═══ INFORMATION SHOWN

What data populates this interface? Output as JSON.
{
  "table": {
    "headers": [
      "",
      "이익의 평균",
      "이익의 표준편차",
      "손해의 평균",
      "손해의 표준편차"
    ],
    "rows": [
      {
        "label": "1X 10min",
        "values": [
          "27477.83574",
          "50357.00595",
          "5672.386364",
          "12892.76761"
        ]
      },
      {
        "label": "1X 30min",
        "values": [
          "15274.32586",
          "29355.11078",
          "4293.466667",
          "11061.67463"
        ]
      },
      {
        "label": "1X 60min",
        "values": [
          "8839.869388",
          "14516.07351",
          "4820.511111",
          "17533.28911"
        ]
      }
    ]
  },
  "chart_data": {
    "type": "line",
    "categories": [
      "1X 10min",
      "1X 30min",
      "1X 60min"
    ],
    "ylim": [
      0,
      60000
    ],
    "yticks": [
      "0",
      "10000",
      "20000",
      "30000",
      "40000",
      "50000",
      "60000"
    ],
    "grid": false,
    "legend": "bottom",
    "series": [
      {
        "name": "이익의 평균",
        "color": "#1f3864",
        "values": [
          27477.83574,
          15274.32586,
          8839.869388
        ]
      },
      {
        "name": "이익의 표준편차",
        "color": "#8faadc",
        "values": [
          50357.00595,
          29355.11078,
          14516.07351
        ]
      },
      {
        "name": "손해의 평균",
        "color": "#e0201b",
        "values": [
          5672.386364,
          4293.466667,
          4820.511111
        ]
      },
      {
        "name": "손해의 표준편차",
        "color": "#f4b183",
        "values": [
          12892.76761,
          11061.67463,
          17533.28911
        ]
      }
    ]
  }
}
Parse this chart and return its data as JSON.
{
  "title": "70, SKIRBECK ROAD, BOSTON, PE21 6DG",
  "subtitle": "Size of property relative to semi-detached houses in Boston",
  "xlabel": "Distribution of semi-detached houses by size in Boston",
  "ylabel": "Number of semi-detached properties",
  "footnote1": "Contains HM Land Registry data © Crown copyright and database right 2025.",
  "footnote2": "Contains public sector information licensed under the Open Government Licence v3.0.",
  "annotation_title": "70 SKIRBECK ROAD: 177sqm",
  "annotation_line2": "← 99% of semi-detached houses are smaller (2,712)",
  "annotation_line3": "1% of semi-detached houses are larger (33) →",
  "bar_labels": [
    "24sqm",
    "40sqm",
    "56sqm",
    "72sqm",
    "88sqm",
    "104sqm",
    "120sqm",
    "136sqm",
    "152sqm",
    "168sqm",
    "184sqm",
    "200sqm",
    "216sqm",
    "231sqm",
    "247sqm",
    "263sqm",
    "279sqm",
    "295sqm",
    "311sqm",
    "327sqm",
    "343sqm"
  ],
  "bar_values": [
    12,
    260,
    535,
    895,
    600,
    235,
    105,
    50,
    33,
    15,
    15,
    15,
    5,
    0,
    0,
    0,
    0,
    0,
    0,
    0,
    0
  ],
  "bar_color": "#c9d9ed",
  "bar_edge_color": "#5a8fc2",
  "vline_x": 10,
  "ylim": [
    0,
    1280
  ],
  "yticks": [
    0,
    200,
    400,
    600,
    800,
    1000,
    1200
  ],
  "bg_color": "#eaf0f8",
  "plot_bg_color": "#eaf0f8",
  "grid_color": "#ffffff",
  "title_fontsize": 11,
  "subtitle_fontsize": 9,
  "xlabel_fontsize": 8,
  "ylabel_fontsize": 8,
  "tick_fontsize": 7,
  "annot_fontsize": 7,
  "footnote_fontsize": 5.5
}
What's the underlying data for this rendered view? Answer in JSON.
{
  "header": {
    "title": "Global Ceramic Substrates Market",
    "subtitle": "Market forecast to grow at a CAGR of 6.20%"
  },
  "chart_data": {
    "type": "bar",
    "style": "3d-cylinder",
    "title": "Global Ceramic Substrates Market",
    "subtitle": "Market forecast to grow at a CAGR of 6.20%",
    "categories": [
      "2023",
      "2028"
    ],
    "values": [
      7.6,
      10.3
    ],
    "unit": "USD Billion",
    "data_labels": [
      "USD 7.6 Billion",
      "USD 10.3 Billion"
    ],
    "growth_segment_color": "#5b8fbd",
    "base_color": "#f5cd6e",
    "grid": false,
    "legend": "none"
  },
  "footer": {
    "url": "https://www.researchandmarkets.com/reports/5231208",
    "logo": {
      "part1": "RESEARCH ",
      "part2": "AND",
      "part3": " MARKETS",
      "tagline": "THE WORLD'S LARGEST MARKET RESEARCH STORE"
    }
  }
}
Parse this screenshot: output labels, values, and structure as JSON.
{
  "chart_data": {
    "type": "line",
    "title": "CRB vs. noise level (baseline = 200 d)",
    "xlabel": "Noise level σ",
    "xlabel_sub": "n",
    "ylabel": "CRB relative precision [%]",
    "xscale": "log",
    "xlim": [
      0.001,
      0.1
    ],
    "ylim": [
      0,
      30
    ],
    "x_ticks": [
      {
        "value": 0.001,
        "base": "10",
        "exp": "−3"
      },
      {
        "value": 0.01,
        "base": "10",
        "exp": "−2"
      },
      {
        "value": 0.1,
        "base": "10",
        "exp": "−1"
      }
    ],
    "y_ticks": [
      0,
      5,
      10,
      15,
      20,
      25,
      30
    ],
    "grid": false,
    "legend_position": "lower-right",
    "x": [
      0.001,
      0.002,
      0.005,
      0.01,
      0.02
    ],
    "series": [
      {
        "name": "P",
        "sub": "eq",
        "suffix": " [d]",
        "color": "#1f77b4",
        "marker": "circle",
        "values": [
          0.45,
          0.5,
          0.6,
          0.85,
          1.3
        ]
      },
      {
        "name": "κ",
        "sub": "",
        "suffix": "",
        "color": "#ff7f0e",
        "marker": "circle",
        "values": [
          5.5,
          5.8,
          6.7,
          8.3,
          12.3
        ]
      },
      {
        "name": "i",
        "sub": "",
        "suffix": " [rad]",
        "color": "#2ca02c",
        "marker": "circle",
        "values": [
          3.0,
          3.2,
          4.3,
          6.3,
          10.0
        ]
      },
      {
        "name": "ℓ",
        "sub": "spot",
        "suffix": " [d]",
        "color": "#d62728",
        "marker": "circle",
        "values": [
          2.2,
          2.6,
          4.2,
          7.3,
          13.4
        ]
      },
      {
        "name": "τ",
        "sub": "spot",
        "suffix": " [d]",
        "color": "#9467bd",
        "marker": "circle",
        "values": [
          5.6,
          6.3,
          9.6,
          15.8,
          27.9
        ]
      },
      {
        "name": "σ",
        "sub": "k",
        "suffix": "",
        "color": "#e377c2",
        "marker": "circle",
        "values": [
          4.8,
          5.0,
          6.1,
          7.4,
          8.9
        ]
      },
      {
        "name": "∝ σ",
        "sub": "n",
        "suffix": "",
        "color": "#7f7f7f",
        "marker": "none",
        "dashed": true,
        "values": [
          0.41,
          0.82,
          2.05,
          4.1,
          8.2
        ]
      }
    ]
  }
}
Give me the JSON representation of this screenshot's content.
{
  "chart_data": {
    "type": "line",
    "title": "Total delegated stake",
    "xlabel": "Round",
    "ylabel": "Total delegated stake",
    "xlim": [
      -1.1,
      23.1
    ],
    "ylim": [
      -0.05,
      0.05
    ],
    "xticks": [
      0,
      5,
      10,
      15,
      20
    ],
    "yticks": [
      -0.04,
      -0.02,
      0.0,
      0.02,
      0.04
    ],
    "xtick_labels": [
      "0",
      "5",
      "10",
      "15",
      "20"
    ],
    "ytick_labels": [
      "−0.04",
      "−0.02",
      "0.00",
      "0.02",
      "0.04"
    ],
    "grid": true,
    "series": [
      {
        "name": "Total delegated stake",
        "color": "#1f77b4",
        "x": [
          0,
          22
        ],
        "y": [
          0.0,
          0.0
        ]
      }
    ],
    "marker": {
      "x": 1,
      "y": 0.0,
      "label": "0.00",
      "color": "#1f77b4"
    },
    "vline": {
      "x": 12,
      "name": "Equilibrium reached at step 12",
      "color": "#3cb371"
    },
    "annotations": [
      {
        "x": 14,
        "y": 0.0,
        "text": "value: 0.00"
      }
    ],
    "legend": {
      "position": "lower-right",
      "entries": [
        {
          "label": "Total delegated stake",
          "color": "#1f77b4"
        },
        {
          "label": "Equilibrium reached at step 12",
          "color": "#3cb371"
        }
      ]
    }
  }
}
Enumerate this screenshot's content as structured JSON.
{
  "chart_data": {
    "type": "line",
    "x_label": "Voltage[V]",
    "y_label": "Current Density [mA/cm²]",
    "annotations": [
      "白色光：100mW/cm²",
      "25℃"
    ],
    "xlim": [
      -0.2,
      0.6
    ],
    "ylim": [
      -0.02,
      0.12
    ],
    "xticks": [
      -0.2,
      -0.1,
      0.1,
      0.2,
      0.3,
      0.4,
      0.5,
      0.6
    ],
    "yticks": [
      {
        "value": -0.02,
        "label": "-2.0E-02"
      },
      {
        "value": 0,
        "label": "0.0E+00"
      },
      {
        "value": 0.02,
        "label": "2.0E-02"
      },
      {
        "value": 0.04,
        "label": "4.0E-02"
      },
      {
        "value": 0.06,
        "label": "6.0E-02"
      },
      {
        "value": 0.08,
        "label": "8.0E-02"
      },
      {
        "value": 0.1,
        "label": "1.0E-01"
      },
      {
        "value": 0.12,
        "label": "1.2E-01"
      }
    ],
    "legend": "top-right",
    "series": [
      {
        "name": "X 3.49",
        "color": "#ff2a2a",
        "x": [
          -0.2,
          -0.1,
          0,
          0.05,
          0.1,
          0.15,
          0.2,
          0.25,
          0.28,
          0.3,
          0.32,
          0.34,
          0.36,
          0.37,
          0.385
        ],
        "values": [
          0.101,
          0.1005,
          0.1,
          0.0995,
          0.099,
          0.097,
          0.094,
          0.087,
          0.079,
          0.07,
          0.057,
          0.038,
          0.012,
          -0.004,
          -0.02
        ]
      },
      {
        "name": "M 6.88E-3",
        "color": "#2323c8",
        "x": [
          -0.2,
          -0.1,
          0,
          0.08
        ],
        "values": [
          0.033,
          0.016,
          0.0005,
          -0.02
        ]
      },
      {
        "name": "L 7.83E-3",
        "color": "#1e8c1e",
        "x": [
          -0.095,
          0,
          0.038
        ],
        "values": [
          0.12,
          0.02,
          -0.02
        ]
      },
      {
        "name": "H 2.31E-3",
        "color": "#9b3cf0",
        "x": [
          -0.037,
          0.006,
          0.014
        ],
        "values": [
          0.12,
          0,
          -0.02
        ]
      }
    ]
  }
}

══════

Pick out every line above that holds the word "stake" and copy it.

> [SOLUTION BELOW]:
    "title": "Total delegated stake",
    "ylabel": "Total delegated stake",
        "name": "Total delegated stake",
          "label": "Total delegated stake",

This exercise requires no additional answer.